Print the entries below word for word, starting at the very first line and ending at the line containing "history-dropdown-icon[interactable]: ▼ bbox=[76, 40, 85, 50]", that line included.

____

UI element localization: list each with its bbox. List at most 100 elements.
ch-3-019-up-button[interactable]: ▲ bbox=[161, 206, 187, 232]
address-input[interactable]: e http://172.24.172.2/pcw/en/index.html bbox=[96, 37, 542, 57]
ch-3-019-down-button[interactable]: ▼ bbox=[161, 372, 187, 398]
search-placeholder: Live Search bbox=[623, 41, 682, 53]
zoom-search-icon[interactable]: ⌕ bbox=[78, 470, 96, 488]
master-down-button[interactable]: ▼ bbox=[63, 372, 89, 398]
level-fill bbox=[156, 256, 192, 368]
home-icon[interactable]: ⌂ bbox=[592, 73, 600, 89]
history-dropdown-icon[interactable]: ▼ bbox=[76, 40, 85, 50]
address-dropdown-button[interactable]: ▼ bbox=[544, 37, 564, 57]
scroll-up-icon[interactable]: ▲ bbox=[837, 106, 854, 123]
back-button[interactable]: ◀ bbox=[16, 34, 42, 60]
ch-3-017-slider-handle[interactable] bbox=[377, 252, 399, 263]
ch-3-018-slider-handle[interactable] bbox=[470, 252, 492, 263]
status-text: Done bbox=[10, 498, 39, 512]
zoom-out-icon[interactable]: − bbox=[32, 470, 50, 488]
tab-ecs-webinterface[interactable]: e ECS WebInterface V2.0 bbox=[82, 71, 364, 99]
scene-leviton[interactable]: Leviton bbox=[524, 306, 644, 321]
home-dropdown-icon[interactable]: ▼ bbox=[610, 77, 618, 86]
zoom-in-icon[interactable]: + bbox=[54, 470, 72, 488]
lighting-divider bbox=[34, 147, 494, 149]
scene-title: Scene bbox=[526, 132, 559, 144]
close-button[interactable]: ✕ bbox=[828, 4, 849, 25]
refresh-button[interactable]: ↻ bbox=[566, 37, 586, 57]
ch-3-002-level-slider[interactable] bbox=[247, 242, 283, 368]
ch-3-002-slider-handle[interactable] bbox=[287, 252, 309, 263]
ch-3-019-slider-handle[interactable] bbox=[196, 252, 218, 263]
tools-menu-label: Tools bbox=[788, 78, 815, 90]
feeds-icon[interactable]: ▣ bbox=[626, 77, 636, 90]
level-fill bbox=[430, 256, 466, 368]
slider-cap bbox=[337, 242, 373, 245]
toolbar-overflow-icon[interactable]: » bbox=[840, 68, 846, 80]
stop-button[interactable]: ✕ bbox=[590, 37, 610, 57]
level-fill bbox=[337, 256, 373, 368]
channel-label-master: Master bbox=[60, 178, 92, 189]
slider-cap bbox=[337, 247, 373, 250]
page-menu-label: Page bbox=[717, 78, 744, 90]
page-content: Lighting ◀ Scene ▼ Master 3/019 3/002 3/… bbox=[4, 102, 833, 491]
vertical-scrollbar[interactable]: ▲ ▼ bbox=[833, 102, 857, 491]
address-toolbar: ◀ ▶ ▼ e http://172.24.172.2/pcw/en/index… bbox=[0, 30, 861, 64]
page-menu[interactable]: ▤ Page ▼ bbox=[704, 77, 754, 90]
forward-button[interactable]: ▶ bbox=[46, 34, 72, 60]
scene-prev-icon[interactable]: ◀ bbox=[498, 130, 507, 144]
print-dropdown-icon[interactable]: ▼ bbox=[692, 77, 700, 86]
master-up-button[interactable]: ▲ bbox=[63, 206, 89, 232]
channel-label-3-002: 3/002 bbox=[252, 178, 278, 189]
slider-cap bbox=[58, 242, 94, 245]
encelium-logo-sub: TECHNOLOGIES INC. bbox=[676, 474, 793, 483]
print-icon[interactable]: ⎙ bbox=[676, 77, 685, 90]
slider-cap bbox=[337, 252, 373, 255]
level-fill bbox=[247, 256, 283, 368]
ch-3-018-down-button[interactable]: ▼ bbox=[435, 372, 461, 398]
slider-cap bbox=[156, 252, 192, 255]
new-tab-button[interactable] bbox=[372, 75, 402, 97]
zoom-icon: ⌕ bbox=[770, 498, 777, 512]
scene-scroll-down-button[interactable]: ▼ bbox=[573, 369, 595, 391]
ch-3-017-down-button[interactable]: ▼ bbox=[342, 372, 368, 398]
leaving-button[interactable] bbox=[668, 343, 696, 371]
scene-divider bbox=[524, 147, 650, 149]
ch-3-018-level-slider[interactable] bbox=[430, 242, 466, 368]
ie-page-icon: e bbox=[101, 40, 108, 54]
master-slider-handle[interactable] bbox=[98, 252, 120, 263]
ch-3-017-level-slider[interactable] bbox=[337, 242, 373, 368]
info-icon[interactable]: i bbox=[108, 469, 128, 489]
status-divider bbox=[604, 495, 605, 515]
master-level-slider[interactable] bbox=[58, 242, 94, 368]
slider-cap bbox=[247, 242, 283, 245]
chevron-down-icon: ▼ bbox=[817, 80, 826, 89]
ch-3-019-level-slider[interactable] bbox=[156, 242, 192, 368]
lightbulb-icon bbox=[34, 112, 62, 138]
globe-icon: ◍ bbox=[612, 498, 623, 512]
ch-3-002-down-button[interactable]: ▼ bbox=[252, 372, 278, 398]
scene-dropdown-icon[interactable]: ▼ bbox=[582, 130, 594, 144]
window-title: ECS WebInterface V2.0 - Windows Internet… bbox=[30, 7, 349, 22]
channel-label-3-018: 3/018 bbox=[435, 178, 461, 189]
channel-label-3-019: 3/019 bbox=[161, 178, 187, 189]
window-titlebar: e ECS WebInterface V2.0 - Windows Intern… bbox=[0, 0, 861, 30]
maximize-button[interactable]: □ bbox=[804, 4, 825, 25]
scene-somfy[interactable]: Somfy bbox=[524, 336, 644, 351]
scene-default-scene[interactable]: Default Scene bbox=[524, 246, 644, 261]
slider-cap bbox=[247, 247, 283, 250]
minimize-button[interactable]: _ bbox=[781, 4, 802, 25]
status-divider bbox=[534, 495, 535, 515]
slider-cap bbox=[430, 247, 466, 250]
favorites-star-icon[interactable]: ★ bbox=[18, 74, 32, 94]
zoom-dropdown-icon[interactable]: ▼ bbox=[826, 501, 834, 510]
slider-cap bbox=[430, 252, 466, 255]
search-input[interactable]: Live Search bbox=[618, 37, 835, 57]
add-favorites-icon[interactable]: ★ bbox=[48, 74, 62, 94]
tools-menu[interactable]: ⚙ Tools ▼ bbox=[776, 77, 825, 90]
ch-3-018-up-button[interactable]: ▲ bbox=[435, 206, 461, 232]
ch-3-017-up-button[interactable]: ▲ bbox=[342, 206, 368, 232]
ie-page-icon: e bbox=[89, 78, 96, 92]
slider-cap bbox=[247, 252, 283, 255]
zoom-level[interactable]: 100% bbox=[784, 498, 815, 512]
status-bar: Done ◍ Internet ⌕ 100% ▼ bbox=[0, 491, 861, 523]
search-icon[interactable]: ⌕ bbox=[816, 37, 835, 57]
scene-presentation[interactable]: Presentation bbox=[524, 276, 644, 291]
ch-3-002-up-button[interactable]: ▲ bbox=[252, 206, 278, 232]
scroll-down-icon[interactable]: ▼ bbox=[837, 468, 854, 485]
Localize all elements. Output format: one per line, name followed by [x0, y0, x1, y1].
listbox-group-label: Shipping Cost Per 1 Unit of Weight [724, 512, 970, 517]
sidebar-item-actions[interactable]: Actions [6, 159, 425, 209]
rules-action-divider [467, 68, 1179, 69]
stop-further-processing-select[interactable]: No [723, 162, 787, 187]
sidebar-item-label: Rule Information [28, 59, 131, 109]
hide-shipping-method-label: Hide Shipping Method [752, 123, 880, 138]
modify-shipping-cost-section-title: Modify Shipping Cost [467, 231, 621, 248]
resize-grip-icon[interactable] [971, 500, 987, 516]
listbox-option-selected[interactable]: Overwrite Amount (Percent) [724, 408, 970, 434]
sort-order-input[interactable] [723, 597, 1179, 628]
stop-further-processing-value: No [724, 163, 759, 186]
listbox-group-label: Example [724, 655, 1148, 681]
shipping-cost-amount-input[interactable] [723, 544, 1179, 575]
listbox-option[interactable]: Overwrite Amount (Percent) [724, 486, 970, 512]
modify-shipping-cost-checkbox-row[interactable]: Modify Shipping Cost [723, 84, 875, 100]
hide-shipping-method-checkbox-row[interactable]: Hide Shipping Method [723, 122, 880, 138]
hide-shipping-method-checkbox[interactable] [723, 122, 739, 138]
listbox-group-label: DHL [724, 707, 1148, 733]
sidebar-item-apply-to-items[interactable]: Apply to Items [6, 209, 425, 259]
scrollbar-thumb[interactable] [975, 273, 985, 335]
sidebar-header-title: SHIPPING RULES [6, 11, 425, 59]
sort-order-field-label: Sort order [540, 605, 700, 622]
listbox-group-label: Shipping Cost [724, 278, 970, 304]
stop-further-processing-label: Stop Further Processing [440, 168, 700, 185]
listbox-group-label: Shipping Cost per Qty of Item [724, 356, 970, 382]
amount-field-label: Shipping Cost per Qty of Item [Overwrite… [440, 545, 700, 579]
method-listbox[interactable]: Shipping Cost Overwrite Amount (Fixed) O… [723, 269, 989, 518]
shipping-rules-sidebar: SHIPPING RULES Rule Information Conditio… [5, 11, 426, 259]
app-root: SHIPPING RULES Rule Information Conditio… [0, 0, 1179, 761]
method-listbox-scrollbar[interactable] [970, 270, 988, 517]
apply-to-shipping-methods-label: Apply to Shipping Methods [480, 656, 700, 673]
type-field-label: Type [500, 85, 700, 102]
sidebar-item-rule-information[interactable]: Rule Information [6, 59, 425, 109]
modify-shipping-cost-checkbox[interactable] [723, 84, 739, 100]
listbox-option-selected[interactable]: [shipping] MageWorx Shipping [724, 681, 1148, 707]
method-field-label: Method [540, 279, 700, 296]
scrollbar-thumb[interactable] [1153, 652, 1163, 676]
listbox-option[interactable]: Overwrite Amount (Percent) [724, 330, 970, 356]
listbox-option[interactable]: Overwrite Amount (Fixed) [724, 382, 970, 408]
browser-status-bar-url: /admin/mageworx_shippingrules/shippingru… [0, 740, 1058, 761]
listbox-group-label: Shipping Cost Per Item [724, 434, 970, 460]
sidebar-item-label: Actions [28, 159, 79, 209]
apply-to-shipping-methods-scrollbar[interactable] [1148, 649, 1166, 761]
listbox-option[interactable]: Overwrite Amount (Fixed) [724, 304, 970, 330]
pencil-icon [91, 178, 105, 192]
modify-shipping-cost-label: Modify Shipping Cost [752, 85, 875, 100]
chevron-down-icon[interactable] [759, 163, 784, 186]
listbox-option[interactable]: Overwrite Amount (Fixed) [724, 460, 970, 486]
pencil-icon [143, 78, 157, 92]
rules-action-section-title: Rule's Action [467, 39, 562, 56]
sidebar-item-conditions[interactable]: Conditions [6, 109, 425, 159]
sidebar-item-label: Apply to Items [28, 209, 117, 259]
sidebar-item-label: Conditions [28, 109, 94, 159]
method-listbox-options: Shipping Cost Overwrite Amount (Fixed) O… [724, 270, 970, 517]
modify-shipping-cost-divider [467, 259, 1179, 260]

____

▶ [Expected answer]
UI element localization: list each with its bbox. List at most 100 elements.
ch-3-019-up-button[interactable]: ▲ bbox=[161, 206, 187, 232]
address-input[interactable]: e http://172.24.172.2/pcw/en/index.html bbox=[96, 37, 542, 57]
ch-3-019-down-button[interactable]: ▼ bbox=[161, 372, 187, 398]
search-placeholder: Live Search bbox=[623, 41, 682, 53]
zoom-search-icon[interactable]: ⌕ bbox=[78, 470, 96, 488]
master-down-button[interactable]: ▼ bbox=[63, 372, 89, 398]
level-fill bbox=[156, 256, 192, 368]
home-icon[interactable]: ⌂ bbox=[592, 73, 600, 89]
history-dropdown-icon[interactable]: ▼ bbox=[76, 40, 85, 50]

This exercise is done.